→ INSTRUCTIONS FOR THE TASK:
Lines holding the string "Федерации" are the ones to copy from this listing.

------ GIVEN DATA ------

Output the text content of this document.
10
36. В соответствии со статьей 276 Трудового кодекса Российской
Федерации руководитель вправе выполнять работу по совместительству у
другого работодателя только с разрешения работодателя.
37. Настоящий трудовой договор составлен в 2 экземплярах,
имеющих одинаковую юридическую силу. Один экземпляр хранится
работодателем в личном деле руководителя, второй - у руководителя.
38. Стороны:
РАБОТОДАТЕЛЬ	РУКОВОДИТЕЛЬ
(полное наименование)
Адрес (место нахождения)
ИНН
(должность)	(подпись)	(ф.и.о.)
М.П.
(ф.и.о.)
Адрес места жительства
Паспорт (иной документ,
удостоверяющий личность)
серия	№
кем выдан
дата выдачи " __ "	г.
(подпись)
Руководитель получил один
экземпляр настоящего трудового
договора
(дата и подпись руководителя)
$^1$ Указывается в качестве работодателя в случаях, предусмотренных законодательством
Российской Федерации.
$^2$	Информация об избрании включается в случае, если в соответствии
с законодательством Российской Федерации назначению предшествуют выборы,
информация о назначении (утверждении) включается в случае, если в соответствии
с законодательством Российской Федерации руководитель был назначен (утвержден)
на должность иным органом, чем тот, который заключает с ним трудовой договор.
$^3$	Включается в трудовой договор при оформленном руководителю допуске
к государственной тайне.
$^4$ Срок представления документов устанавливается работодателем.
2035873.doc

------

→ EXERCISE RESULT:
Федерации руководитель вправе выполнять работу по совместительству у
Российской Федерации.
с законодательством Российской Федерации назначению предшествуют выборы,
с законодательством Российской Федерации руководитель был назначен (утвержден)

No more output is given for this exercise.